Say how many lines include "ffffff", with no words around the number.

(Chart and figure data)
* Begin *

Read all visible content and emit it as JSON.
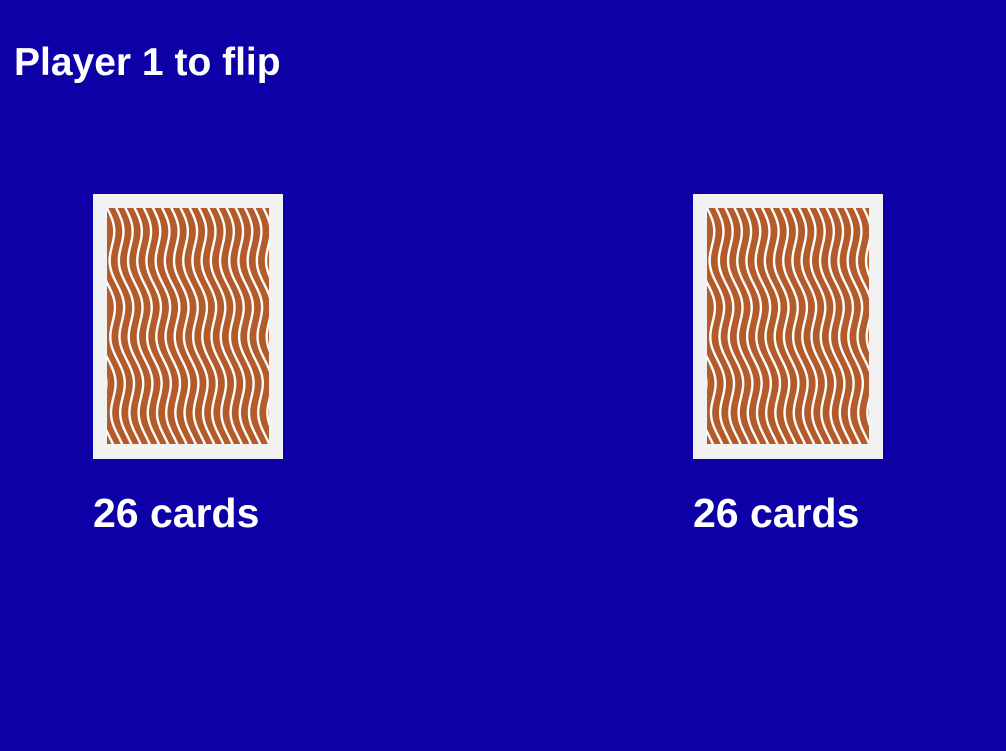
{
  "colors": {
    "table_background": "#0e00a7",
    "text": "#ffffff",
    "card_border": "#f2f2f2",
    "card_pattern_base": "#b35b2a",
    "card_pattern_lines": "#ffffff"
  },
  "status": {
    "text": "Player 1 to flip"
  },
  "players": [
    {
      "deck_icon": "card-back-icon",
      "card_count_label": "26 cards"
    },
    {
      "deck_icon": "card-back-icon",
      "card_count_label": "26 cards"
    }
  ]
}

* End *

## The solution
2